▶ **Region annotation records**
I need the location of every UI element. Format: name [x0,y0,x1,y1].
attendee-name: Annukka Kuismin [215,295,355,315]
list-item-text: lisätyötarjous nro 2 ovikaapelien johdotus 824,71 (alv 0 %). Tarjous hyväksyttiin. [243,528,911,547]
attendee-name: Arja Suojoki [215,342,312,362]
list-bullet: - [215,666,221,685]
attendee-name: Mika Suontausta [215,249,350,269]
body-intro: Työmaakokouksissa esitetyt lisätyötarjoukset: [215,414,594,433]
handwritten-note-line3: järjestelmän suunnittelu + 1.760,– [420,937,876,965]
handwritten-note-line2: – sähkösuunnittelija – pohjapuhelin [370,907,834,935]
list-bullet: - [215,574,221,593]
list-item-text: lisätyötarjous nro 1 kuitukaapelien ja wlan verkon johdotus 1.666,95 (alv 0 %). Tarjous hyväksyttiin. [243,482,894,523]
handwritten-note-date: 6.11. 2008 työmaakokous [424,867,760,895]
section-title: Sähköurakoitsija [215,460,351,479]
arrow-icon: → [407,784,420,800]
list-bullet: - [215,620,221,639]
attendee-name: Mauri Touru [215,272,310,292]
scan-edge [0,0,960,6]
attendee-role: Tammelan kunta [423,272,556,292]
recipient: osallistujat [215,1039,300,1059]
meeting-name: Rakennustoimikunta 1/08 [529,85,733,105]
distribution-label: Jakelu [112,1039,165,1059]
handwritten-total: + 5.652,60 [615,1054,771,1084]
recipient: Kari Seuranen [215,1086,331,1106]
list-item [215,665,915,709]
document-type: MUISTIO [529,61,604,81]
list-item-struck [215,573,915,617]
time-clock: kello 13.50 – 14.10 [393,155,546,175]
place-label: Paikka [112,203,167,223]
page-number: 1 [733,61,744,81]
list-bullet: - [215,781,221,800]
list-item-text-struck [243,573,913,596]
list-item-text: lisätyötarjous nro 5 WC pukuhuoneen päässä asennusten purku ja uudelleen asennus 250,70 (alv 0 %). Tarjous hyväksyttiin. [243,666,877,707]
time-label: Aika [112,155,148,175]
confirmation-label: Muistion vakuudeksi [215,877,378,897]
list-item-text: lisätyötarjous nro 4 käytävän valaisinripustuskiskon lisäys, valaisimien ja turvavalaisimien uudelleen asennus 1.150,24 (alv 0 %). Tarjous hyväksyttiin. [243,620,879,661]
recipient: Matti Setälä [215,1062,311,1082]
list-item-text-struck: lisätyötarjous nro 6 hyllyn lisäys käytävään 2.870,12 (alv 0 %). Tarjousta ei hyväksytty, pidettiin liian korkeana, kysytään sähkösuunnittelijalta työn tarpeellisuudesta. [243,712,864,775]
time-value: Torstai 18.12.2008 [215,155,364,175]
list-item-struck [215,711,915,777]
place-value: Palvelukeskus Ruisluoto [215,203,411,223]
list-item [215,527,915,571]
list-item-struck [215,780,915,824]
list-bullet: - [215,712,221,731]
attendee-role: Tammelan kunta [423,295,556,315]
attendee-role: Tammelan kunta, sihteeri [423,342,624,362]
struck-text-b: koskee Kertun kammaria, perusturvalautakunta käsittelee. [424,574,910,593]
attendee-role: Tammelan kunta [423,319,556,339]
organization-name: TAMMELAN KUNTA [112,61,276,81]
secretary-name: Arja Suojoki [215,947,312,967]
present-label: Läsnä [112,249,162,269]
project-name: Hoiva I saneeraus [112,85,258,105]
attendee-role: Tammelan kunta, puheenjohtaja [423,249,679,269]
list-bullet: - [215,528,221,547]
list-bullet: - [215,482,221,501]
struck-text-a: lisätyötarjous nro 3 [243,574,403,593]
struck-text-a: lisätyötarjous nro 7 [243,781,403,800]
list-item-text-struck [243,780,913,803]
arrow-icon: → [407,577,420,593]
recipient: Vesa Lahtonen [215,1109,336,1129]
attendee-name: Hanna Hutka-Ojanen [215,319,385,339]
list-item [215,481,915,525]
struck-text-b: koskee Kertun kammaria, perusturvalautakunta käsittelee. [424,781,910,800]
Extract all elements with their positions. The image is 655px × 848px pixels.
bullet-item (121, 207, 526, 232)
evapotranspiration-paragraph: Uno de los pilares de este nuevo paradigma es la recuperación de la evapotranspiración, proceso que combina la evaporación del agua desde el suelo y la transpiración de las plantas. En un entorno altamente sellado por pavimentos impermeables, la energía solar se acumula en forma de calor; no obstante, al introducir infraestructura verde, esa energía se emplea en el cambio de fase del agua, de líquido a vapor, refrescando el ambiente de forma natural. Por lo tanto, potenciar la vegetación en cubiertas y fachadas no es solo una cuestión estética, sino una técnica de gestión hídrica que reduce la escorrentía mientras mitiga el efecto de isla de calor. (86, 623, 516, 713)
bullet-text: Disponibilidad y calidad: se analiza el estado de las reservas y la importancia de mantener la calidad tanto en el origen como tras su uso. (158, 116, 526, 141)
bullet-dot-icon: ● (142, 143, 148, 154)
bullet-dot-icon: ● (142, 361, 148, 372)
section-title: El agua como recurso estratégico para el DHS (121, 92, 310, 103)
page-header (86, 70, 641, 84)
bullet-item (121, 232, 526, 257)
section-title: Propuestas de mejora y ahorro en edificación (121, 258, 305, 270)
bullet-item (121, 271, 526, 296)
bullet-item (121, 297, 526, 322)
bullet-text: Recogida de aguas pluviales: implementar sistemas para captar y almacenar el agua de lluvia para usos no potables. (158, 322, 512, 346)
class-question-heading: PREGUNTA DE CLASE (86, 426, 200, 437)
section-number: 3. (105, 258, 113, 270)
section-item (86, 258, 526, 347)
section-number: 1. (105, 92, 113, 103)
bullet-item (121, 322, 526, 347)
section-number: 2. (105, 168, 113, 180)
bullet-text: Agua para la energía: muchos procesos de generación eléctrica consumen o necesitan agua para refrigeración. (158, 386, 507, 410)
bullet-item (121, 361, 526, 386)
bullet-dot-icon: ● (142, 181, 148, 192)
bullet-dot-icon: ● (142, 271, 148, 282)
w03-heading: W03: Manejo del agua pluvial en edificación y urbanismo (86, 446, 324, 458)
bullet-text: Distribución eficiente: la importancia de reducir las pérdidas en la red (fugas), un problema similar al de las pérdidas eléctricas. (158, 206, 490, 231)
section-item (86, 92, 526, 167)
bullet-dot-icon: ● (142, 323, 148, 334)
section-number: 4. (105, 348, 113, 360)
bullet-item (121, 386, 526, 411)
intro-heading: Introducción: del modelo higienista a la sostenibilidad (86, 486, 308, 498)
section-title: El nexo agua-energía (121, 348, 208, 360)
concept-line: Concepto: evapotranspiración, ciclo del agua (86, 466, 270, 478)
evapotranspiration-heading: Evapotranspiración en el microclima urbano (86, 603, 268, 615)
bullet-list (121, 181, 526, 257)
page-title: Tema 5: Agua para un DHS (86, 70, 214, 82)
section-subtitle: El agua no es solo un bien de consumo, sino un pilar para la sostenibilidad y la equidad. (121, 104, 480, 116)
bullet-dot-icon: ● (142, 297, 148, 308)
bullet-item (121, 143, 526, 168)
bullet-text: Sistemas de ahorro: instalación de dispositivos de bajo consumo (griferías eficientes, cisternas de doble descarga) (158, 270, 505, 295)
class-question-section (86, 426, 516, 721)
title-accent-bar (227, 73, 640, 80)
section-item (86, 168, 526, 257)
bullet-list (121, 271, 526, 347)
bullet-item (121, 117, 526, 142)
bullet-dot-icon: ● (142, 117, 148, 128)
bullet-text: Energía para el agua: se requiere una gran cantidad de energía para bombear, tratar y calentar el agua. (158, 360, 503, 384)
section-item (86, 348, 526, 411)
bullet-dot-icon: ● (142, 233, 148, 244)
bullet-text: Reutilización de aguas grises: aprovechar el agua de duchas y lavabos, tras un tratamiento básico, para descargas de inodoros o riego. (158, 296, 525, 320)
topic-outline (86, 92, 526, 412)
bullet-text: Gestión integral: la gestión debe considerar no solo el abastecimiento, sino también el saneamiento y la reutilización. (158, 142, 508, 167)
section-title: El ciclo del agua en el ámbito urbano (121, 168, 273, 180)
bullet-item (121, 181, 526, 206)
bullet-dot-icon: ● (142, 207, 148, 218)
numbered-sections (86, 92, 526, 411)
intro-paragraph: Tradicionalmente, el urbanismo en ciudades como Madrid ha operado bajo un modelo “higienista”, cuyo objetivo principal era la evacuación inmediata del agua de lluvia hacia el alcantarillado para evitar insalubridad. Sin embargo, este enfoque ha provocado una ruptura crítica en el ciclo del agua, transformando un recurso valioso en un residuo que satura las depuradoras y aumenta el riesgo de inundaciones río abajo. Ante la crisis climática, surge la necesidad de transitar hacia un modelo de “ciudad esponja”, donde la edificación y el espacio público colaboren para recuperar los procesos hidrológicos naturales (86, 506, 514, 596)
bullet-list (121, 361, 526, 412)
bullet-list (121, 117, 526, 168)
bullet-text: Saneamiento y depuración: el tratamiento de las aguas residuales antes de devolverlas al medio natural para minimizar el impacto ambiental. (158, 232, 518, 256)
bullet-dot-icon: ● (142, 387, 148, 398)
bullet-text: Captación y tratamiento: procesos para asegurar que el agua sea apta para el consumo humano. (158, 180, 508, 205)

▶ **DIRECTIONS FOR THIS TASK**
Quote the lines above verbatim, from the first line of the records through the line containing "handwritten-note-line3: järjestelmän suunnittelu", including both of those lines.

▶ **WRITTEN SOLUTION**
I need the location of every UI element. Format: name [x0,y0,x1,y1].
attendee-name: Annukka Kuismin [215,295,355,315]
list-item-text: lisätyötarjous nro 2 ovikaapelien johdotus 824,71 (alv 0 %). Tarjous hyväksyttiin. [243,528,911,547]
attendee-name: Arja Suojoki [215,342,312,362]
list-bullet: - [215,666,221,685]
attendee-name: Mika Suontausta [215,249,350,269]
body-intro: Työmaakokouksissa esitetyt lisätyötarjoukset: [215,414,594,433]
handwritten-note-line3: järjestelmän suunnittelu + 1.760,– [420,937,876,965]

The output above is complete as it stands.